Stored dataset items
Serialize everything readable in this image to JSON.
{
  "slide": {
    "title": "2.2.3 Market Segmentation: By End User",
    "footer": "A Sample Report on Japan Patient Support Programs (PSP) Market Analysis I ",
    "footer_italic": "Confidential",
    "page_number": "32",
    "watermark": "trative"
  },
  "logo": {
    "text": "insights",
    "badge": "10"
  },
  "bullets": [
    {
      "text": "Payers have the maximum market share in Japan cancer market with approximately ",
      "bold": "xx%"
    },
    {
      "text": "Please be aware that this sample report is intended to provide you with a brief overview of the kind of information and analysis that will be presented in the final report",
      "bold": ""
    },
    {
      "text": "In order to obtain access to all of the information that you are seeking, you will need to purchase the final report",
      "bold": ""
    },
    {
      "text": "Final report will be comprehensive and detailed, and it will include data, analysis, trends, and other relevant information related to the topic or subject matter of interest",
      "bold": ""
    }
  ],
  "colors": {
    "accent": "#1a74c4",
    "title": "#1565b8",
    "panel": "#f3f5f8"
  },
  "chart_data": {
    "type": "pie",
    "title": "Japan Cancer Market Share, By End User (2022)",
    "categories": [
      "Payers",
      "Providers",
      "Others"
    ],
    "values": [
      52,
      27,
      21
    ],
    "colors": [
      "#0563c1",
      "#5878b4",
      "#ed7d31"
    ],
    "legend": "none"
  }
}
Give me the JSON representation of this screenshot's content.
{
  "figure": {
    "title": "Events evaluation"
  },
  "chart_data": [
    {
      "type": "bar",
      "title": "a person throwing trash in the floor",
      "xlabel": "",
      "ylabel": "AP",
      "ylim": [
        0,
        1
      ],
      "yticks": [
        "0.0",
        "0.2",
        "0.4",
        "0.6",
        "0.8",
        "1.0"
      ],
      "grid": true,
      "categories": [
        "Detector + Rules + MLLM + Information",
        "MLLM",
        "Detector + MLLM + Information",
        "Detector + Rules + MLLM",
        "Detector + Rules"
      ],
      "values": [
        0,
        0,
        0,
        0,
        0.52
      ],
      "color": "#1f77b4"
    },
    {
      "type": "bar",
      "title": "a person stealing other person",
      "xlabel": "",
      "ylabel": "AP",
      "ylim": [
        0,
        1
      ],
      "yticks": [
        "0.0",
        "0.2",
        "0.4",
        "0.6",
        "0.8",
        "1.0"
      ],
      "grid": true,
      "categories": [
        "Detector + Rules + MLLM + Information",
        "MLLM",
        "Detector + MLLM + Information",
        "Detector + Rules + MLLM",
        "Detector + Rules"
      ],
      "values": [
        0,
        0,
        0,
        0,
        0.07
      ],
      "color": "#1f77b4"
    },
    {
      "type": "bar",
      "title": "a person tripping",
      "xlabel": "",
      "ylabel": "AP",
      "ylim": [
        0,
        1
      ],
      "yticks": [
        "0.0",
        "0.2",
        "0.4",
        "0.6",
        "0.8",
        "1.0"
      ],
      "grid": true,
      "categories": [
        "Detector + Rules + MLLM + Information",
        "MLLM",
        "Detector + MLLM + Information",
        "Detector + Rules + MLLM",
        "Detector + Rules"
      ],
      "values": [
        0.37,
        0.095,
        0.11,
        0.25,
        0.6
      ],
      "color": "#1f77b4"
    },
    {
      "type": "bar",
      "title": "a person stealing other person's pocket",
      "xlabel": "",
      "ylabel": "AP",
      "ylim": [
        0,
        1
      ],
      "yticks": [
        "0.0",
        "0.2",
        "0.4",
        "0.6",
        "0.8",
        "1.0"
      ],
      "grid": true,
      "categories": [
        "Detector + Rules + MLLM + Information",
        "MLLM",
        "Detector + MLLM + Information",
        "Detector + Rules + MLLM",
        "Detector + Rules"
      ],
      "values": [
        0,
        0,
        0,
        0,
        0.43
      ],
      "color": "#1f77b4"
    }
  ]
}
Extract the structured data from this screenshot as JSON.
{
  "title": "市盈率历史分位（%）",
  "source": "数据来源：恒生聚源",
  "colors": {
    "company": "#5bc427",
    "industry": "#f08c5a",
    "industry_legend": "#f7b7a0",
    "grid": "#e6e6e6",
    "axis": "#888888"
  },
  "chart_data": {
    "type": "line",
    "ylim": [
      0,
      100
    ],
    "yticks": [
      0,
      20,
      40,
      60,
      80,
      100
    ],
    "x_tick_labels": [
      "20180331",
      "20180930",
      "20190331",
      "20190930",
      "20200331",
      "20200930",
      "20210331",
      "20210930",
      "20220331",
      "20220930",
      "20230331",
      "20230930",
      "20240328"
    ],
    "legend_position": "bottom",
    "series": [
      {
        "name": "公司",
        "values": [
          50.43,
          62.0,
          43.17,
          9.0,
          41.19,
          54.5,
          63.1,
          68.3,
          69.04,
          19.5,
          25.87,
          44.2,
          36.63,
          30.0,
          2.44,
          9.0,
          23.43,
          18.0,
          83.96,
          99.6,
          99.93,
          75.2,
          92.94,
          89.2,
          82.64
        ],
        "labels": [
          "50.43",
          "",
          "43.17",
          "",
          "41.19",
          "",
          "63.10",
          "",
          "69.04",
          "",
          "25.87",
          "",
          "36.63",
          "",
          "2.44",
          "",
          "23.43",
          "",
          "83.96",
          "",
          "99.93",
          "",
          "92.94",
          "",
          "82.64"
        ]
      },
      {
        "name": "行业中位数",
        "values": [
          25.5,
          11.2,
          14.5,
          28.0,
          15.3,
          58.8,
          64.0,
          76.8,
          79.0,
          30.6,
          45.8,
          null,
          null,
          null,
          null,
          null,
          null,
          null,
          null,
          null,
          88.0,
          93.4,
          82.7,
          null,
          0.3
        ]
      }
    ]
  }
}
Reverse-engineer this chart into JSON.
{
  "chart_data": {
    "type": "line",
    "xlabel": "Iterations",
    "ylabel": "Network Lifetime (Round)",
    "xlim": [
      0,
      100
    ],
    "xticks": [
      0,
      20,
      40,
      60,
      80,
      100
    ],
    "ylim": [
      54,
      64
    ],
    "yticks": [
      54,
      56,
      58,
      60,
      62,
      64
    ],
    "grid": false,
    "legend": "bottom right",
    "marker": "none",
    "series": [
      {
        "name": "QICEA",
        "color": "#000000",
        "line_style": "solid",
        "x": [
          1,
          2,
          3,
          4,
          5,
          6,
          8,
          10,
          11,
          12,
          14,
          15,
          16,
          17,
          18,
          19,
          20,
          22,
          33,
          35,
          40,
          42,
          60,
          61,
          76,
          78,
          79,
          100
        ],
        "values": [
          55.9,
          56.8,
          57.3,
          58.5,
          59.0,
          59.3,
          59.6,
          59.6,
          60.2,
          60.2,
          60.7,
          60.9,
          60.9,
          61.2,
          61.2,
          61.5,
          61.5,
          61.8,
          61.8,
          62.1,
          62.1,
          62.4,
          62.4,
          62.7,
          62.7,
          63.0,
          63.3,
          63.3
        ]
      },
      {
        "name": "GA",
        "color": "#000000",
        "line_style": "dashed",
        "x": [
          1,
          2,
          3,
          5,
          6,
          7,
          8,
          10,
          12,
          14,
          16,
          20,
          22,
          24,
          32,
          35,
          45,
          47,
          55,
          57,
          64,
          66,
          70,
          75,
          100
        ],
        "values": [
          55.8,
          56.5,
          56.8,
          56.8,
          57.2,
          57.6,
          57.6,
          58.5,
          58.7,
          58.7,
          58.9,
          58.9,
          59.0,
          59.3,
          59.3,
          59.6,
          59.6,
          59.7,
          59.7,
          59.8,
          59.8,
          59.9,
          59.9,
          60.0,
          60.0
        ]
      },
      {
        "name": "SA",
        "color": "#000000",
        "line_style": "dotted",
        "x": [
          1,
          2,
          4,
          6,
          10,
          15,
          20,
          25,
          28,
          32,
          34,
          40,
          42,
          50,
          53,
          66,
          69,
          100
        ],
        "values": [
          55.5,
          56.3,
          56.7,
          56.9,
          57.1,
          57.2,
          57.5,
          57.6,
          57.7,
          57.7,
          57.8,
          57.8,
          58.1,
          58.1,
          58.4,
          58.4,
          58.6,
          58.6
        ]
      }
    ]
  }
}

» What the task asks:
Copy out each line of the entries that holds "stealing".

» Response:
      "title": "a person stealing other person",
      "title": "a person stealing other person's pocket",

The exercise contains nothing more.